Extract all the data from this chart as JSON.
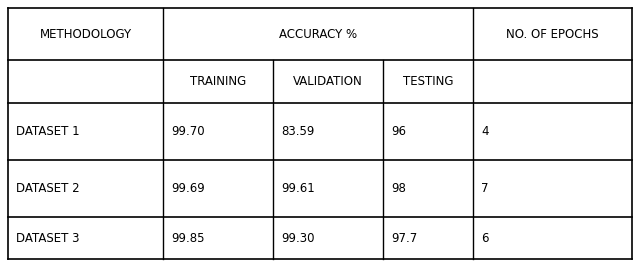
{
  "header_row1": [
    "METHODOLOGY",
    "ACCURACY %",
    "NO. OF EPOCHS"
  ],
  "header_row2": [
    "TRAINING",
    "VALIDATION",
    "TESTING"
  ],
  "rows": [
    [
      "DATASET 1",
      "99.70",
      "83.59",
      "96",
      "4"
    ],
    [
      "DATASET 2",
      "99.69",
      "99.61",
      "98",
      "7"
    ],
    [
      "DATASET 3",
      "99.85",
      "99.30",
      "97.7",
      "6"
    ]
  ],
  "bg_color": "#ffffff",
  "line_color": "#000000",
  "text_color": "#000000",
  "font_size": 8.5
}
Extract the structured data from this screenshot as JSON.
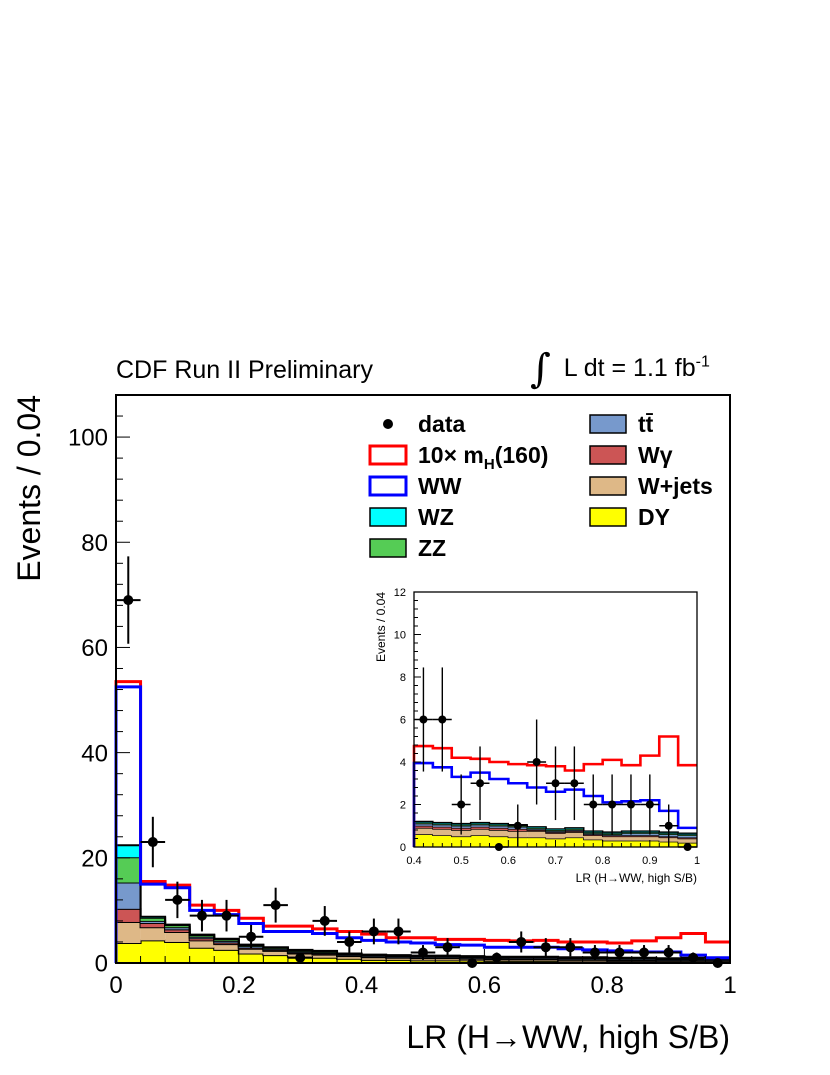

+ + + + + + +

- _Exercise goal_
Repeat verbatim all the material, but not the pictures.

- _Output for this exercise_
Extract all the data from this chart as JSON.
{
  "header_row1": [
    "METHODOLOGY",
    "ACCURACY %",
    "NO. OF EPOCHS"
  ],
  "header_row2": [
    "TRAINING",
    "VALIDATION",
    "TESTING"
  ],
  "rows": [
    [
      "DATASET 1",
      "99.70",
      "83.59",
      "96",
      "4"
    ],
    [
      "DATASET 2",
      "99.69",
      "99.61",
      "98",
      "7"
    ],
    [
      "DATASET 3",
      "99.85",
      "99.30",
      "97.7",
      "6"
    ]
  ],
  "bg_color": "#ffffff",
  "line_color": "#000000",
  "text_color": "#000000",
  "font_size": 8.5
}
Extract the structured data from this screenshot as JSON.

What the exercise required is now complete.